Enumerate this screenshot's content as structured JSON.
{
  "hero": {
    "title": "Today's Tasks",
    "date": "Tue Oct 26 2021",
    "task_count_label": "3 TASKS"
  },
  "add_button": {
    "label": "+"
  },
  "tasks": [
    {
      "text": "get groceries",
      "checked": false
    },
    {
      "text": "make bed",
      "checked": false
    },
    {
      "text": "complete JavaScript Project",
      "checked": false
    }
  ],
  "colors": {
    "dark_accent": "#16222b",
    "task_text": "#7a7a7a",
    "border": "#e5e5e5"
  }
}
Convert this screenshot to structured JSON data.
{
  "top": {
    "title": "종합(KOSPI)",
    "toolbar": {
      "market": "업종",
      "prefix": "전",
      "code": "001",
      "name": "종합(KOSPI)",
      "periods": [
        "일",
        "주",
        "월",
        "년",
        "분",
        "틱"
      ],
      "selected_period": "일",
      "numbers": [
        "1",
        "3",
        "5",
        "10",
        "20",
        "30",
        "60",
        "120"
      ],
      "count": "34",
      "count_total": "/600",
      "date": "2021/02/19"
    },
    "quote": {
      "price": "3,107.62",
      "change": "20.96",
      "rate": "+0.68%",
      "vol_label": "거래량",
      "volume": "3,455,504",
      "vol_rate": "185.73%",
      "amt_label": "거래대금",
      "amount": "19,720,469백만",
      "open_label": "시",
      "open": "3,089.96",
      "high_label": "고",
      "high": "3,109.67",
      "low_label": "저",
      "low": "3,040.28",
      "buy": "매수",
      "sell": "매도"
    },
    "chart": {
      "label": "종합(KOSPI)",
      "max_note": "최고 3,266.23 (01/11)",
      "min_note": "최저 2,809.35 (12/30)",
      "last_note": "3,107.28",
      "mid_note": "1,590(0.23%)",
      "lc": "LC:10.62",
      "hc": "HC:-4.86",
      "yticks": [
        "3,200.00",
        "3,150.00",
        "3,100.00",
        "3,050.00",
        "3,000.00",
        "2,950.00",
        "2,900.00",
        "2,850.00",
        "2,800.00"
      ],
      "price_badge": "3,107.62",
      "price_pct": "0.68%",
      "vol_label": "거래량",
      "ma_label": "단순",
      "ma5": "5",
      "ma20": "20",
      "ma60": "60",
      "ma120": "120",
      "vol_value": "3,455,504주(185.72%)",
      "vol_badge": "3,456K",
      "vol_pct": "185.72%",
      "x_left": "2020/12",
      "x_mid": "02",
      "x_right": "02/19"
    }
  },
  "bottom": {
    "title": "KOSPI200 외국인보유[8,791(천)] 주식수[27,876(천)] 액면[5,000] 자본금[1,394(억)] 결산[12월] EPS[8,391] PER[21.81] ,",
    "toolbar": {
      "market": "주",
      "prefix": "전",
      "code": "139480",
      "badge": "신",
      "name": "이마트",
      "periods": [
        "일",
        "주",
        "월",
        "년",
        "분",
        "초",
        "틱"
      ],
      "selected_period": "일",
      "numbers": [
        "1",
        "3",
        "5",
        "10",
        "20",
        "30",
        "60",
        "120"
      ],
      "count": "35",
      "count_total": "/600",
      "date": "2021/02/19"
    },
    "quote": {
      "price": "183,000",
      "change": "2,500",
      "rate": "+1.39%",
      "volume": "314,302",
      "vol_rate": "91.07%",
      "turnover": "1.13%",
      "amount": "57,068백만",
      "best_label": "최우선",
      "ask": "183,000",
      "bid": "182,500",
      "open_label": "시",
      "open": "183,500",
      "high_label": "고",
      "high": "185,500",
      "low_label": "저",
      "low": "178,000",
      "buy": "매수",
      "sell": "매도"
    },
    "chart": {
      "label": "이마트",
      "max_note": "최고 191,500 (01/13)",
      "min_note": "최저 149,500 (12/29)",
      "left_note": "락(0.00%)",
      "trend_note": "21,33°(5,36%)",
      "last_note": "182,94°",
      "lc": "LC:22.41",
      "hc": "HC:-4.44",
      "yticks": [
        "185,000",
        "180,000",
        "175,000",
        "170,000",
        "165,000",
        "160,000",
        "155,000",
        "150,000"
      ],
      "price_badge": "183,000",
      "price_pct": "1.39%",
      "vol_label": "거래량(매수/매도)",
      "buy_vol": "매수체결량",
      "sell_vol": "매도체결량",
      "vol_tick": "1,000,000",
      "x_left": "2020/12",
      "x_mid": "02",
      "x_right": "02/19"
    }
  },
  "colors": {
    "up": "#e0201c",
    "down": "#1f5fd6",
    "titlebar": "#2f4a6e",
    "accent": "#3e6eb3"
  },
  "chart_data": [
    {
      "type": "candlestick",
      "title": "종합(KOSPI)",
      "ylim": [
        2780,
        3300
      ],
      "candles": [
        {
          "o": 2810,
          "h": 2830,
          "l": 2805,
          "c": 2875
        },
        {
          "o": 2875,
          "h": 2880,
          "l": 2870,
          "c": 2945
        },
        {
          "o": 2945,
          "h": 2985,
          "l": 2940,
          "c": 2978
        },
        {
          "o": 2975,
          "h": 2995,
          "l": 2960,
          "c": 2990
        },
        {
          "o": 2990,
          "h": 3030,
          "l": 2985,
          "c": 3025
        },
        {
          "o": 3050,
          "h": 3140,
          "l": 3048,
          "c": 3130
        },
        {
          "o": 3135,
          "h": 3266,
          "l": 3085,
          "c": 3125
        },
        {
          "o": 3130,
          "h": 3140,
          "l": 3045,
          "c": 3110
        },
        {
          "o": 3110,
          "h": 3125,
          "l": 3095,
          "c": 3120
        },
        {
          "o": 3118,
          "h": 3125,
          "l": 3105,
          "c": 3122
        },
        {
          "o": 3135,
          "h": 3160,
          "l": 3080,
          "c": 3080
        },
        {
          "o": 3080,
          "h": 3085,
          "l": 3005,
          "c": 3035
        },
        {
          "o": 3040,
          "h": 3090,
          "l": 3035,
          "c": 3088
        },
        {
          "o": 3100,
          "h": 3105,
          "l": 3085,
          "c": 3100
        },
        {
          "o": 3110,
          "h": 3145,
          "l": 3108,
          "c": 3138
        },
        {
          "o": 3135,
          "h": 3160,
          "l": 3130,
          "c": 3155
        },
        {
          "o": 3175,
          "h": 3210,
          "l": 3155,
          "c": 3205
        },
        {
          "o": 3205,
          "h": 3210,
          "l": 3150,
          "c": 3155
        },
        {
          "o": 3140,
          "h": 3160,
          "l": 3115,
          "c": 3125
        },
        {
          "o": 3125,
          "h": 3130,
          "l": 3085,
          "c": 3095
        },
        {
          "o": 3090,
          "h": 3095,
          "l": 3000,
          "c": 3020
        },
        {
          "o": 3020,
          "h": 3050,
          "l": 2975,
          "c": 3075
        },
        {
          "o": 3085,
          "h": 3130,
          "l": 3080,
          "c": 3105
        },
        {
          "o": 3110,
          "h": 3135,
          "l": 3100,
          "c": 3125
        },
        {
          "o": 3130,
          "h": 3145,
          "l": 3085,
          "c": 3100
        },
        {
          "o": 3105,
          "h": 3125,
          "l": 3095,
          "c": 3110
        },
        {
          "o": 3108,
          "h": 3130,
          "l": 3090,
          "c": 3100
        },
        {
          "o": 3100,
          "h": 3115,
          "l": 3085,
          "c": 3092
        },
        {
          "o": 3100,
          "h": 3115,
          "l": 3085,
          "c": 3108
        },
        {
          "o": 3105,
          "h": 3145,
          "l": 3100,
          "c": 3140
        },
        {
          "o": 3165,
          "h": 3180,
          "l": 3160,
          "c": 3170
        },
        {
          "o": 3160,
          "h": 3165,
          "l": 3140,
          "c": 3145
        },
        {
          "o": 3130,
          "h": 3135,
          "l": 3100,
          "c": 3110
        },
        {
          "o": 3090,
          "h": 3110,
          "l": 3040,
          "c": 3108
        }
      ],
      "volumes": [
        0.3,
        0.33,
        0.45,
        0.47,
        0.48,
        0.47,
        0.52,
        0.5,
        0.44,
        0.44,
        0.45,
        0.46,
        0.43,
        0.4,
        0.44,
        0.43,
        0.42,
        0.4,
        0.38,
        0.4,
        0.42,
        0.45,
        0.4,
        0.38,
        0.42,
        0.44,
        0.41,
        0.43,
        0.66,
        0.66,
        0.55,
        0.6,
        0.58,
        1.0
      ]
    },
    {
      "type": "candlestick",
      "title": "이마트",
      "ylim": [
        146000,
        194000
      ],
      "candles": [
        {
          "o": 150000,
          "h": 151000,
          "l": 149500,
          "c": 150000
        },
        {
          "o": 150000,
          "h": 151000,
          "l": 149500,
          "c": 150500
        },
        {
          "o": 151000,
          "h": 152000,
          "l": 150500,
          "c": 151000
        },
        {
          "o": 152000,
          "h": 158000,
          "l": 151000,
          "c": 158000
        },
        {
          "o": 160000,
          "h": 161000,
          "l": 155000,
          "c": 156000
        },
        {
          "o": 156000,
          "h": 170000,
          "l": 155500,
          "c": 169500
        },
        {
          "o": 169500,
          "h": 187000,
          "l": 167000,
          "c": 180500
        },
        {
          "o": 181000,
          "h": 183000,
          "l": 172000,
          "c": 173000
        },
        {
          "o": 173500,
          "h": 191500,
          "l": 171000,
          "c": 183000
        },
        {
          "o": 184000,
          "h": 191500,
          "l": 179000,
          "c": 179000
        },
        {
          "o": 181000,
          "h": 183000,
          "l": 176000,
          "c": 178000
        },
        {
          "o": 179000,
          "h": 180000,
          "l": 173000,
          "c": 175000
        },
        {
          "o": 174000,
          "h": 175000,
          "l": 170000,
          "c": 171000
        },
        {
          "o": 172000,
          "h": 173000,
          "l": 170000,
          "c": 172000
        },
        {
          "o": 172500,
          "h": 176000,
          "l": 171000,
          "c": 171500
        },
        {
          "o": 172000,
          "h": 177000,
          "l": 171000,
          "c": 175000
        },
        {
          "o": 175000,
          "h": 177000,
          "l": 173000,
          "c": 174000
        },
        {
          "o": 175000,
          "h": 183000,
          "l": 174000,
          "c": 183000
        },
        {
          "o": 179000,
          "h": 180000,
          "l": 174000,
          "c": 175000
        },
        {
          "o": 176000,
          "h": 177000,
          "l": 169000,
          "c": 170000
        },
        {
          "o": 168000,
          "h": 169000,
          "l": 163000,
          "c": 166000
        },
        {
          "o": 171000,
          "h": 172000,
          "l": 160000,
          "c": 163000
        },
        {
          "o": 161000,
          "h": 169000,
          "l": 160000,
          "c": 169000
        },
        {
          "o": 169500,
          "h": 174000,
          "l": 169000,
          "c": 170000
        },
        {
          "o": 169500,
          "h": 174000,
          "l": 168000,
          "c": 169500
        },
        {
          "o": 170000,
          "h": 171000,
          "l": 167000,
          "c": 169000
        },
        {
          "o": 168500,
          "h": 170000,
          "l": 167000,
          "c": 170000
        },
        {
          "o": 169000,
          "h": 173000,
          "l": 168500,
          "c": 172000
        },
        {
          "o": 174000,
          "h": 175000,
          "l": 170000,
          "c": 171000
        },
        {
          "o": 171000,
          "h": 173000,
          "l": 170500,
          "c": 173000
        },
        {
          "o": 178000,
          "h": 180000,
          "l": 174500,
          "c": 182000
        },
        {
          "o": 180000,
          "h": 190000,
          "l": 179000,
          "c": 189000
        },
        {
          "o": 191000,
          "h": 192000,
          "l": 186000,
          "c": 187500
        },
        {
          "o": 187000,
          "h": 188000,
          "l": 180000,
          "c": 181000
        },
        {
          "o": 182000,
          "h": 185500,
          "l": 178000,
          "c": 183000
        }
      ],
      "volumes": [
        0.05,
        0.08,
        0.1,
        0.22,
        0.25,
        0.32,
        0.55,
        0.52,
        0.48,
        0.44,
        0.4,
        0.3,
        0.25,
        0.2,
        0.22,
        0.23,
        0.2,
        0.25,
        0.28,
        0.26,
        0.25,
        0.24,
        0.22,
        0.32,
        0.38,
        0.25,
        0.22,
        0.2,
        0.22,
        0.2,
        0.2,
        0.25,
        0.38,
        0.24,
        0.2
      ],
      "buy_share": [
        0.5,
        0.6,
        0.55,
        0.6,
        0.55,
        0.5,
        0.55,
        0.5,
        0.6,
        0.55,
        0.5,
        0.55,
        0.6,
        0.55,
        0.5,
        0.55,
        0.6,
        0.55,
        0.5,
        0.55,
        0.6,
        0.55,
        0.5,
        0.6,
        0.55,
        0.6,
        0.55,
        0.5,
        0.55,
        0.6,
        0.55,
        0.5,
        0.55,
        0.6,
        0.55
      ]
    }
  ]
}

**What to do:** Using the records above, copy every line that has the word "structured" in it.

**Solution to this problem:**
Enumerate this screenshot's content as structured JSON.
Convert this screenshot to structured JSON data.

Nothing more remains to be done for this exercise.